• WHAT THE TASK REQUIRES:
Any pictures in the records below should be skipped; write out everything else exactly.

[Data tied to figure images]
/---

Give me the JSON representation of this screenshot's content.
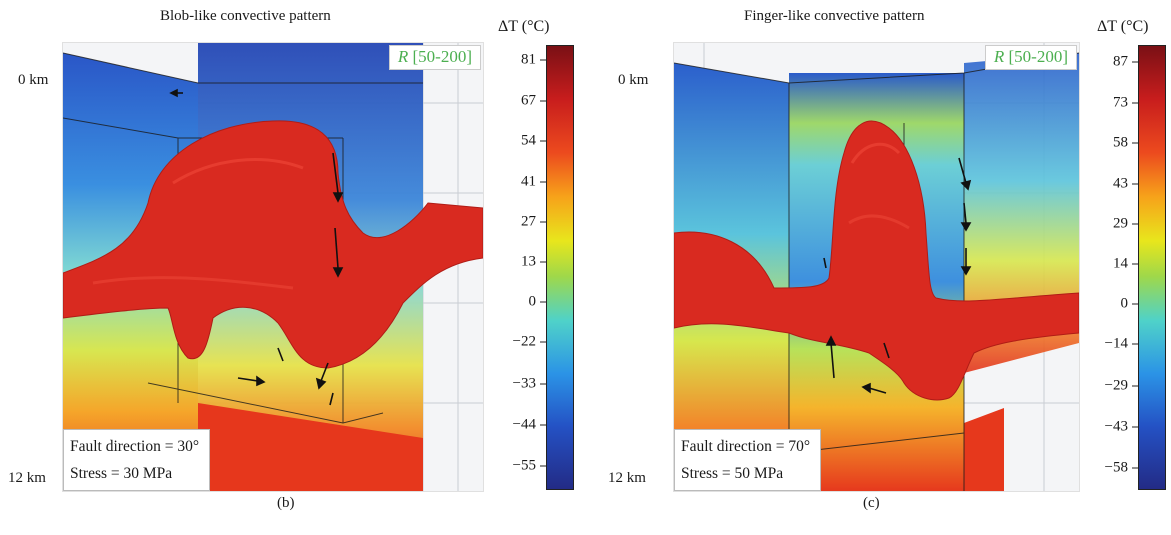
{
  "panel_b": {
    "title": "Blob-like convective pattern",
    "depth_top": "0 km",
    "depth_bottom": "12 km",
    "r_label_var": "R",
    "r_label_range": " [50-200]",
    "info_line1": "Fault direction = 30°",
    "info_line2": "Stress = 30 MPa",
    "sublabel": "(b)",
    "colorbar": {
      "title": "ΔT (°C)",
      "ticks": [
        "81",
        "67",
        "54",
        "41",
        "27",
        "13",
        "0",
        "−22",
        "−33",
        "−44",
        "−55"
      ]
    }
  },
  "panel_c": {
    "title": "Finger-like convective pattern",
    "depth_top": "0 km",
    "depth_bottom": "12 km",
    "r_label_var": "R",
    "r_label_range": " [50-200]",
    "info_line1": "Fault direction = 70°",
    "info_line2": "Stress = 50 MPa",
    "sublabel": "(c)",
    "colorbar": {
      "title": "ΔT (°C)",
      "ticks": [
        "87",
        "73",
        "58",
        "43",
        "29",
        "14",
        "0",
        "−14",
        "−29",
        "−43",
        "−58"
      ]
    }
  },
  "colors": {
    "hot": "#d92a20",
    "cold": "#2448b8",
    "accent_green": "#4caf50"
  }
}
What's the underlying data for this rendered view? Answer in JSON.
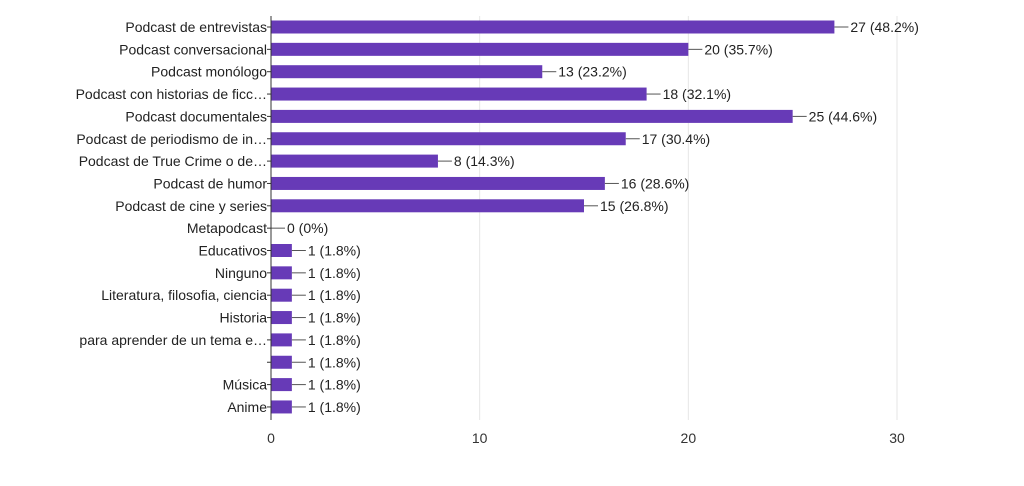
{
  "chart_data": {
    "type": "bar",
    "orientation": "horizontal",
    "title": "",
    "xlabel": "",
    "ylabel": "",
    "xlim": [
      0,
      30
    ],
    "x_ticks": [
      0,
      10,
      20,
      30
    ],
    "x_tick_labels": [
      "0",
      "10",
      "20",
      "30"
    ],
    "grid": true,
    "bar_color": "#673ab7",
    "categories": [
      "Podcast de entrevistas",
      "Podcast conversacional",
      "Podcast monólogo",
      "Podcast con historias de ficc…",
      "Podcast documentales",
      "Podcast de periodismo de in…",
      "Podcast de True Crime o de…",
      "Podcast de humor",
      "Podcast de cine y series",
      "Metapodcast",
      "Educativos",
      "Ninguno",
      "Literatura, filosofia, ciencia",
      "Historia",
      "para aprender de un tema e…",
      "",
      "Música",
      "Anime"
    ],
    "values": [
      27,
      20,
      13,
      18,
      25,
      17,
      8,
      16,
      15,
      0,
      1,
      1,
      1,
      1,
      1,
      1,
      1,
      1
    ],
    "data_labels": [
      "27 (48.2%)",
      "20 (35.7%)",
      "13 (23.2%)",
      "18 (32.1%)",
      "25 (44.6%)",
      "17 (30.4%)",
      "8 (14.3%)",
      "16 (28.6%)",
      "15 (26.8%)",
      "0 (0%)",
      "1 (1.8%)",
      "1 (1.8%)",
      "1 (1.8%)",
      "1 (1.8%)",
      "1 (1.8%)",
      "1 (1.8%)",
      "1 (1.8%)",
      "1 (1.8%)"
    ]
  }
}
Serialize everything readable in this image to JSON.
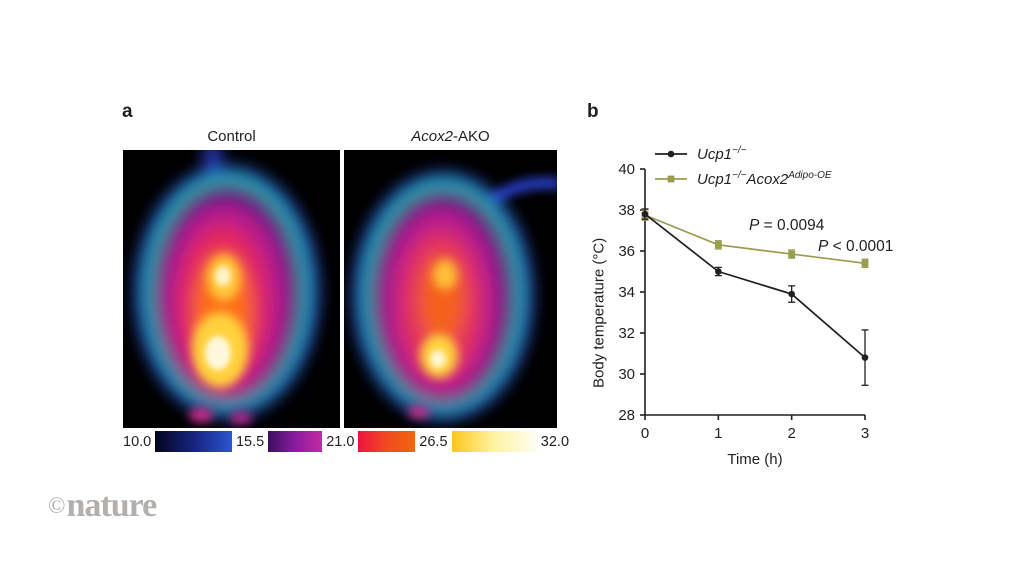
{
  "panel_a": {
    "label": "a",
    "image_titles": [
      {
        "italic": "",
        "rest": "Control"
      },
      {
        "italic": "Acox2",
        "rest": "-AKO"
      }
    ],
    "colorbar": {
      "labels": [
        "10.0",
        "15.5",
        "21.0",
        "26.5",
        "32.0"
      ],
      "gradients": [
        {
          "stops": [
            "#04041c",
            "#16247e",
            "#2d55d2"
          ]
        },
        {
          "stops": [
            "#3c0f60",
            "#8a1c9e",
            "#c52aa5"
          ]
        },
        {
          "stops": [
            "#ee1340",
            "#f04a22",
            "#f3660b"
          ]
        },
        {
          "stops": [
            "#ffc61c",
            "#fdf3a2",
            "#fffdf2"
          ]
        }
      ]
    }
  },
  "panel_b": {
    "label": "b",
    "chart_data": {
      "type": "line",
      "x": [
        0,
        1,
        2,
        3
      ],
      "xlim": [
        0,
        3
      ],
      "ylim": [
        28,
        40
      ],
      "xticks": [
        0,
        1,
        2,
        3
      ],
      "yticks": [
        28,
        30,
        32,
        34,
        36,
        38,
        40
      ],
      "xlabel": "Time (h)",
      "ylabel": "Body temperature (°C)",
      "axis_color": "#231f20",
      "grid": false,
      "legend_position": "top-left-inside",
      "series": [
        {
          "name": "Ucp1−/−",
          "label_parts": [
            {
              "t": "Ucp1"
            },
            {
              "t": "−/−"
            }
          ],
          "color": "#231f20",
          "marker": "circle",
          "values": [
            37.8,
            35.0,
            33.9,
            30.8
          ],
          "errors": [
            0.25,
            0.2,
            0.4,
            1.35
          ]
        },
        {
          "name": "Ucp1−/−Acox2Adipo-OE",
          "label_parts": [
            {
              "t": "Ucp1"
            },
            {
              "t": "−/−"
            },
            {
              "t": "Acox2"
            },
            {
              "t": "Adipo-OE"
            }
          ],
          "color": "#9a9c4e",
          "marker": "square",
          "values": [
            37.75,
            36.3,
            35.85,
            35.4
          ],
          "errors": [
            0.25,
            0.2,
            0.2,
            0.2
          ]
        }
      ],
      "annotations": [
        {
          "p": "P",
          "rest": " = 0.0094"
        },
        {
          "p": "P",
          "rest": " < 0.0001"
        }
      ]
    }
  },
  "footer": {
    "copyright": "©",
    "brand": "nature"
  }
}
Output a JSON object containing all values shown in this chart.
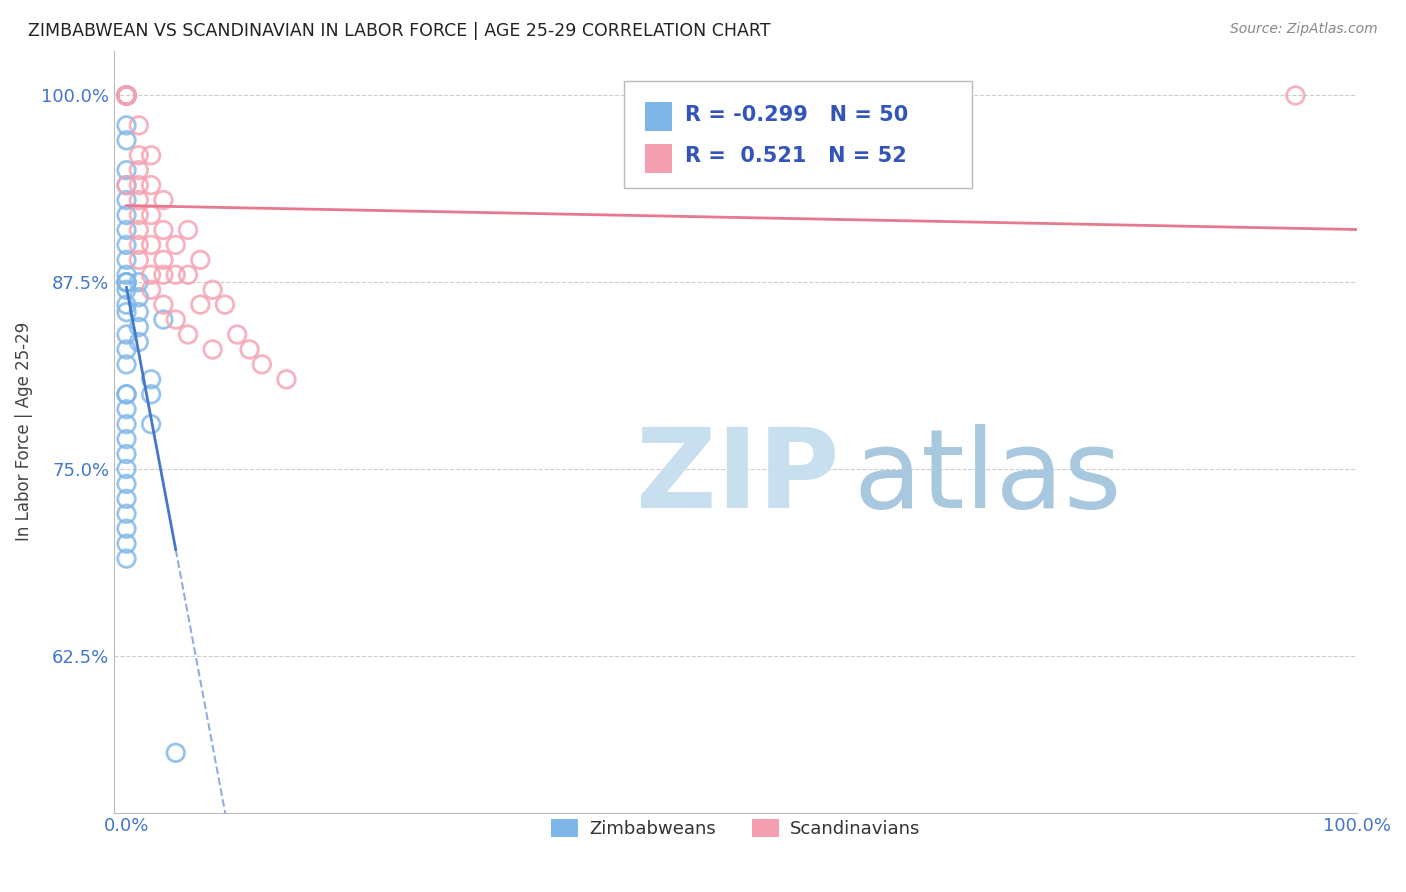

\---

• SOLVED PROBLEM:
Give me the JSON representation of this screenshot's content.
{
  "panel_b": {
    "title": "Blob-like convective pattern",
    "depth_top": "0 km",
    "depth_bottom": "12 km",
    "r_label_var": "R",
    "r_label_range": " [50-200]",
    "info_line1": "Fault direction = 30°",
    "info_line2": "Stress = 30 MPa",
    "sublabel": "(b)",
    "colorbar": {
      "title": "ΔT (°C)",
      "ticks": [
        "81",
        "67",
        "54",
        "41",
        "27",
        "13",
        "0",
        "−22",
        "−33",
        "−44",
        "−55"
      ]
    }
  },
  "panel_c": {
    "title": "Finger-like convective pattern",
    "depth_top": "0 km",
    "depth_bottom": "12 km",
    "r_label_var": "R",
    "r_label_range": " [50-200]",
    "info_line1": "Fault direction = 70°",
    "info_line2": "Stress = 50 MPa",
    "sublabel": "(c)",
    "colorbar": {
      "title": "ΔT (°C)",
      "ticks": [
        "87",
        "73",
        "58",
        "43",
        "29",
        "14",
        "0",
        "−14",
        "−29",
        "−43",
        "−58"
      ]
    }
  },
  "colors": {
    "hot": "#d92a20",
    "cold": "#2448b8",
    "accent_green": "#4caf50"
  }
}
What's the underlying data for this rendered view? Answer in JSON.
{
  "chart_data": {
    "type": "bar",
    "orientation": "horizontal",
    "title": "",
    "xlabel": "",
    "ylabel": "",
    "xlim": [
      0,
      30
    ],
    "x_ticks": [
      0,
      10,
      20,
      30
    ],
    "x_tick_labels": [
      "0",
      "10",
      "20",
      "30"
    ],
    "grid": true,
    "bar_color": "#673ab7",
    "categories": [
      "Podcast de entrevistas",
      "Podcast conversacional",
      "Podcast monólogo",
      "Podcast con historias de ficc…",
      "Podcast documentales",
      "Podcast de periodismo de in…",
      "Podcast de True Crime o de…",
      "Podcast de humor",
      "Podcast de cine y series",
      "Metapodcast",
      "Educativos",
      "Ninguno",
      "Literatura, filosofia, ciencia",
      "Historia",
      "para aprender de un tema e…",
      "",
      "Música",
      "Anime"
    ],
    "values": [
      27,
      20,
      13,
      18,
      25,
      17,
      8,
      16,
      15,
      0,
      1,
      1,
      1,
      1,
      1,
      1,
      1,
      1
    ],
    "data_labels": [
      "27 (48.2%)",
      "20 (35.7%)",
      "13 (23.2%)",
      "18 (32.1%)",
      "25 (44.6%)",
      "17 (30.4%)",
      "8 (14.3%)",
      "16 (28.6%)",
      "15 (26.8%)",
      "0 (0%)",
      "1 (1.8%)",
      "1 (1.8%)",
      "1 (1.8%)",
      "1 (1.8%)",
      "1 (1.8%)",
      "1 (1.8%)",
      "1 (1.8%)",
      "1 (1.8%)"
    ]
  }
}
Serialize everything readable in this image to JSON.
{
  "panel_a": {
    "label": "a",
    "image_titles": [
      {
        "italic": "",
        "rest": "Control"
      },
      {
        "italic": "Acox2",
        "rest": "-AKO"
      }
    ],
    "colorbar": {
      "labels": [
        "10.0",
        "15.5",
        "21.0",
        "26.5",
        "32.0"
      ],
      "gradients": [
        {
          "stops": [
            "#04041c",
            "#16247e",
            "#2d55d2"
          ]
        },
        {
          "stops": [
            "#3c0f60",
            "#8a1c9e",
            "#c52aa5"
          ]
        },
        {
          "stops": [
            "#ee1340",
            "#f04a22",
            "#f3660b"
          ]
        },
        {
          "stops": [
            "#ffc61c",
            "#fdf3a2",
            "#fffdf2"
          ]
        }
      ]
    }
  },
  "panel_b": {
    "label": "b",
    "chart_data": {
      "type": "line",
      "x": [
        0,
        1,
        2,
        3
      ],
      "xlim": [
        0,
        3
      ],
      "ylim": [
        28,
        40
      ],
      "xticks": [
        0,
        1,
        2,
        3
      ],
      "yticks": [
        28,
        30,
        32,
        34,
        36,
        38,
        40
      ],
      "xlabel": "Time (h)",
      "ylabel": "Body temperature (°C)",
      "axis_color": "#231f20",
      "grid": false,
      "legend_position": "top-left-inside",
      "series": [
        {
          "name": "Ucp1−/−",
          "label_parts": [
            {
              "t": "Ucp1"
            },
            {
              "t": "−/−"
            }
          ],
          "color": "#231f20",
          "marker": "circle",
          "values": [
            37.8,
            35.0,
            33.9,
            30.8
          ],
          "errors": [
            0.25,
            0.2,
            0.4,
            1.35
          ]
        },
        {
          "name": "Ucp1−/−Acox2Adipo-OE",
          "label_parts": [
            {
              "t": "Ucp1"
            },
            {
              "t": "−/−"
            },
            {
              "t": "Acox2"
            },
            {
              "t": "Adipo-OE"
            }
          ],
          "color": "#9a9c4e",
          "marker": "square",
          "values": [
            37.75,
            36.3,
            35.85,
            35.4
          ],
          "errors": [
            0.25,
            0.2,
            0.2,
            0.2
          ]
        }
      ],
      "annotations": [
        {
          "p": "P",
          "rest": " = 0.0094"
        },
        {
          "p": "P",
          "rest": " < 0.0001"
        }
      ]
    }
  },
  "footer": {
    "copyright": "©",
    "brand": "nature"
  }
}
Output a JSON object containing all values shown in this chart.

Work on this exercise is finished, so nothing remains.